**TASK TO CARRY OUT**
Check each line of the material below for "chevron", then copy the ones that contain it.

**RECORDS TO PROCESS**

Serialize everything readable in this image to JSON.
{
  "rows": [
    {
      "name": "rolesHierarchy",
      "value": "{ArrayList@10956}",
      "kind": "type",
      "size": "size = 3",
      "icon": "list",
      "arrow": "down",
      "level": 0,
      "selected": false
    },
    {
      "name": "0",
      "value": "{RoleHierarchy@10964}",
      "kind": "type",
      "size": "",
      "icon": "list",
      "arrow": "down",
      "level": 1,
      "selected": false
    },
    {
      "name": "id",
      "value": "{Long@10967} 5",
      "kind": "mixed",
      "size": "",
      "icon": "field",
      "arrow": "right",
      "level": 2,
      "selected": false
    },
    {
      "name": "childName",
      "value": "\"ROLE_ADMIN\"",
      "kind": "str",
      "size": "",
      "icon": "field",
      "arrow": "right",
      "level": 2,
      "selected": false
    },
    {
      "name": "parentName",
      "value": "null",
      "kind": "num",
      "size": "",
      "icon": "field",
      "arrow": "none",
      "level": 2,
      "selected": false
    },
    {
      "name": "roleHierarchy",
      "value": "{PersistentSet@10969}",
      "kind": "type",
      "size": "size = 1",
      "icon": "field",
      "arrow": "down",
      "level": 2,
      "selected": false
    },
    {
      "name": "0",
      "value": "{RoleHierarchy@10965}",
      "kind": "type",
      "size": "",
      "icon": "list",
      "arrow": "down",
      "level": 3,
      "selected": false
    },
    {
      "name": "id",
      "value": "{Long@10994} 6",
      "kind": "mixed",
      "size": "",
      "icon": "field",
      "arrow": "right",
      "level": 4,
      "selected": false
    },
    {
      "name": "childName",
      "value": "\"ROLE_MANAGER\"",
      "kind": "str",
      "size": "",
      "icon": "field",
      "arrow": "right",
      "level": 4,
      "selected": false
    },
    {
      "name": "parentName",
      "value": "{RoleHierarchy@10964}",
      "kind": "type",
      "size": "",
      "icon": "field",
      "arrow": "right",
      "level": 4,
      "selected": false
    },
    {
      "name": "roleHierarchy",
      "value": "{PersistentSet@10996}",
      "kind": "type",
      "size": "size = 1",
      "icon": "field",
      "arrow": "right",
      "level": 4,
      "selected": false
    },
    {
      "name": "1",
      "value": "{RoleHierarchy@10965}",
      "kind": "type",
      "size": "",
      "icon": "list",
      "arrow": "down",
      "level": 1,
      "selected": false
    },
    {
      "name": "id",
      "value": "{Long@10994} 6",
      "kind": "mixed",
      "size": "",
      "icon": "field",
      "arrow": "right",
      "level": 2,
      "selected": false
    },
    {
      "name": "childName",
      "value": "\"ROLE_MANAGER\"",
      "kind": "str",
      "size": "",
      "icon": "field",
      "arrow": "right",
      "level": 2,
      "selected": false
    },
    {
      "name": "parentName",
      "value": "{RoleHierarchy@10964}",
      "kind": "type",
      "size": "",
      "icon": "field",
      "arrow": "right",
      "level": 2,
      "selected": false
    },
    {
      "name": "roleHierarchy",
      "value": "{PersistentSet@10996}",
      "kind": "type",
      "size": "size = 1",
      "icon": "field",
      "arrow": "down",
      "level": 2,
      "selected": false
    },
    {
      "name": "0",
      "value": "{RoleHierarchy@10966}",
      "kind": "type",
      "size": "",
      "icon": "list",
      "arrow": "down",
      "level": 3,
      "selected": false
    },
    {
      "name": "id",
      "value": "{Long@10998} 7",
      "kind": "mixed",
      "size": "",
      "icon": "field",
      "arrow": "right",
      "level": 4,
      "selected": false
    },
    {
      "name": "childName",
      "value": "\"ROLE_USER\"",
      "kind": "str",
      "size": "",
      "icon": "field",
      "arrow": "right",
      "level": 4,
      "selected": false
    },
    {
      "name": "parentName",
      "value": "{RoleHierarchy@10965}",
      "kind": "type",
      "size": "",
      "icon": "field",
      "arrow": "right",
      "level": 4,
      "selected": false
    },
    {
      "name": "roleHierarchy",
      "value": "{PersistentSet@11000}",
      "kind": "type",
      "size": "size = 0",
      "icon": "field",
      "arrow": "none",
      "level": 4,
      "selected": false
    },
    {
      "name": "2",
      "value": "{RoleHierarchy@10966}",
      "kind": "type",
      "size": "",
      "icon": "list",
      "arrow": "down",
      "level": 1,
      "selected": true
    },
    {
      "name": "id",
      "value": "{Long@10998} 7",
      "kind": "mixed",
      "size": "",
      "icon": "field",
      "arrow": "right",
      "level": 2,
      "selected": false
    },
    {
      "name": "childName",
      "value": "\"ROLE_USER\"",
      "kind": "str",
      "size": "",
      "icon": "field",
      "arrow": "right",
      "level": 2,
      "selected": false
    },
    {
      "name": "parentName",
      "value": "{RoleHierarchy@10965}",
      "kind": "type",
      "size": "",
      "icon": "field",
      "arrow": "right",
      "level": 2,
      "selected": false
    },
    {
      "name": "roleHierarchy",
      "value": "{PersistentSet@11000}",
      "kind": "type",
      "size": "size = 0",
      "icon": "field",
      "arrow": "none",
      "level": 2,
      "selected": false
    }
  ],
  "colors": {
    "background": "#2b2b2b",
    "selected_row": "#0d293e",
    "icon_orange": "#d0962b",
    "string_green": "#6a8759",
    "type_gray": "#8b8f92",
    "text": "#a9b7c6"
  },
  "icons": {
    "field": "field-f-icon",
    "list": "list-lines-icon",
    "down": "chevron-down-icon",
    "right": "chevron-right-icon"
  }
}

**TASK RESULT**
    "down": "chevron-down-icon",
    "right": "chevron-right-icon"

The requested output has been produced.